• _Material provided_
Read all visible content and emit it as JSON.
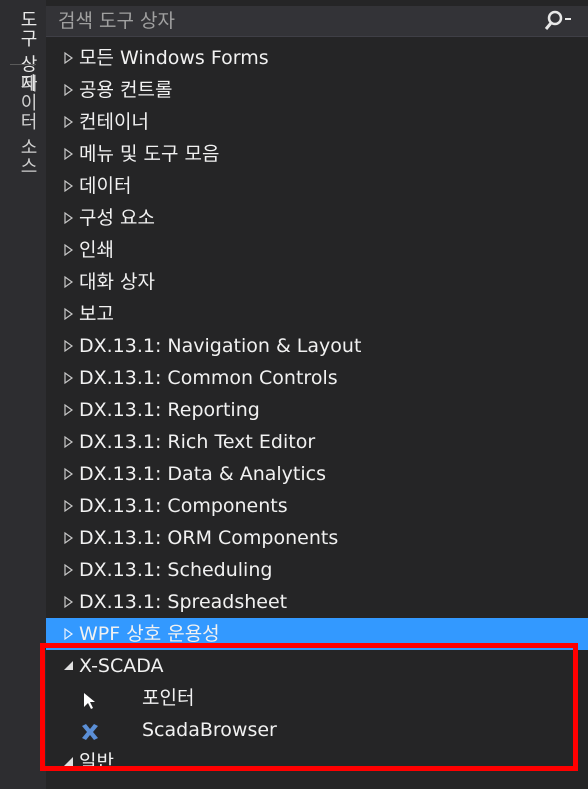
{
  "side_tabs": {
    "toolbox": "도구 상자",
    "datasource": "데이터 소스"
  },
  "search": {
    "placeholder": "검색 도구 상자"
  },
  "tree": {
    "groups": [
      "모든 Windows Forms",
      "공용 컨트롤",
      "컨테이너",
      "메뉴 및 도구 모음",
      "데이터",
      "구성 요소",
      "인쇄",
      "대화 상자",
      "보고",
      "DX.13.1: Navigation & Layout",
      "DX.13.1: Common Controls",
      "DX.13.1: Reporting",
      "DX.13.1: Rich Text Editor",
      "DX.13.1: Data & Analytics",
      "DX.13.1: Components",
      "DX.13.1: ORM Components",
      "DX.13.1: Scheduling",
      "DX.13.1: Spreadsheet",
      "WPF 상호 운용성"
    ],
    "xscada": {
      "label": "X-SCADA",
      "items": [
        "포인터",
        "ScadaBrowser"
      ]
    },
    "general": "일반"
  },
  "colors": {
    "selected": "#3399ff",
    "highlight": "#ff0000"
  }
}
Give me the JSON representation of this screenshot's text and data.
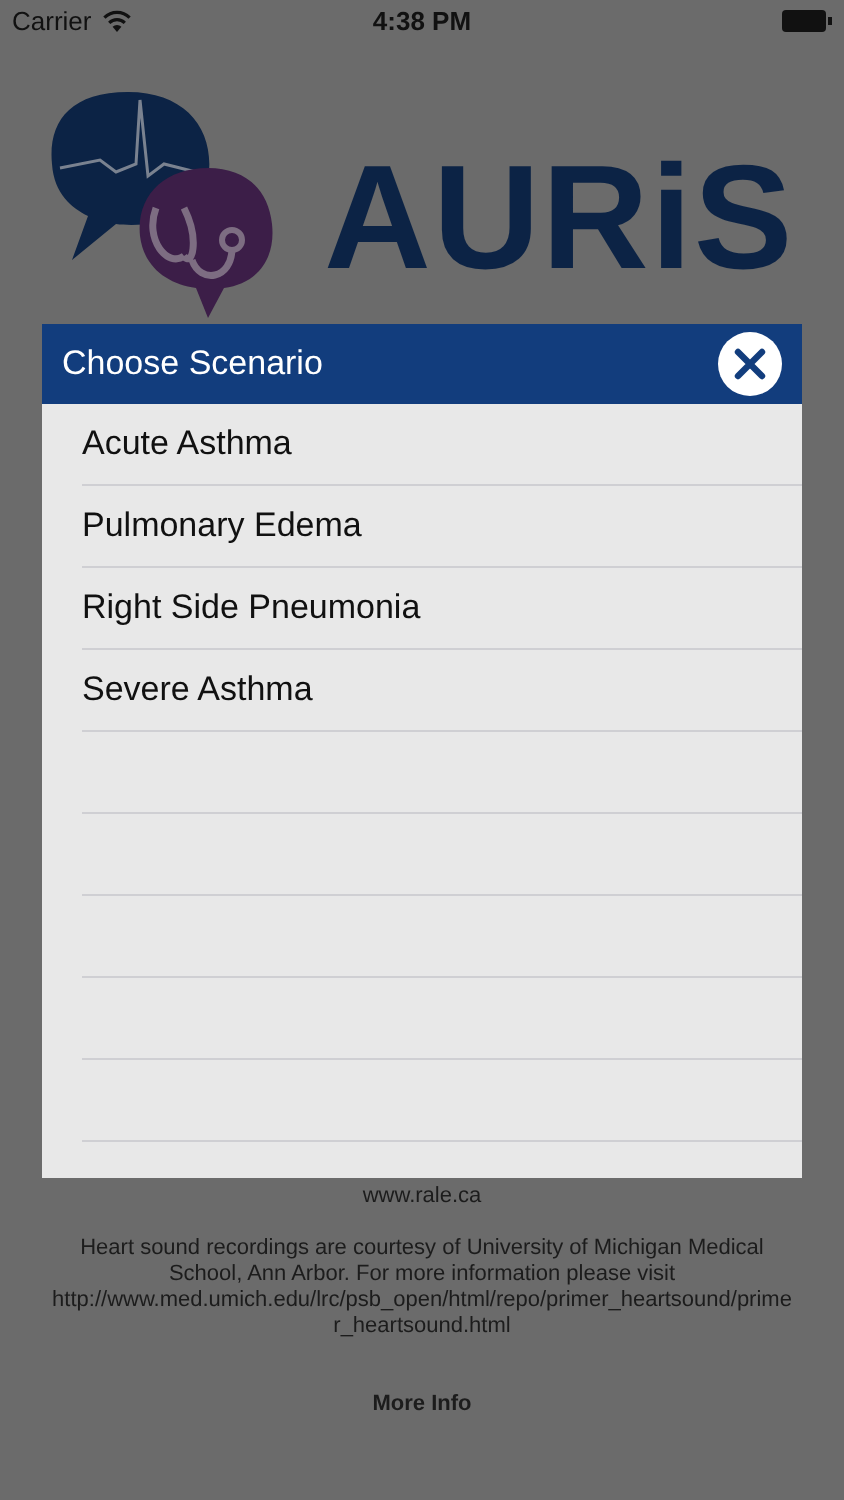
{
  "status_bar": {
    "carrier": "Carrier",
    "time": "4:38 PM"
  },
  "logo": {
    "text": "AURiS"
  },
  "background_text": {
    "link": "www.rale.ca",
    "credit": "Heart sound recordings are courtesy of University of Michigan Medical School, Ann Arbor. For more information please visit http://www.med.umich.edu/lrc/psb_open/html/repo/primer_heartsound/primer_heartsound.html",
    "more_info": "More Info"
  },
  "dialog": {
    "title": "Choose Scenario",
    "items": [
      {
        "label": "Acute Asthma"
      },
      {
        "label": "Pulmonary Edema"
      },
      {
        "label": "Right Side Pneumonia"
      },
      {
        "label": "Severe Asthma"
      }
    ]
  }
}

• _Exercise instructions_
Pictures are not part of the copy; reproduce exactly and only the lines from the line containing "Give me the" through the end of the listing.

• _In response_
Give me the JSON representation of this screenshot's text and data.
{
  "status_bar": {
    "carrier": "Carrier",
    "time": "4:38 PM"
  },
  "logo": {
    "text": "AURiS"
  },
  "background_text": {
    "link": "www.rale.ca",
    "credit": "Heart sound recordings are courtesy of University of Michigan Medical School, Ann Arbor. For more information please visit http://www.med.umich.edu/lrc/psb_open/html/repo/primer_heartsound/primer_heartsound.html",
    "more_info": "More Info"
  },
  "dialog": {
    "title": "Choose Scenario",
    "items": [
      {
        "label": "Acute Asthma"
      },
      {
        "label": "Pulmonary Edema"
      },
      {
        "label": "Right Side Pneumonia"
      },
      {
        "label": "Severe Asthma"
      }
    ]
  }
}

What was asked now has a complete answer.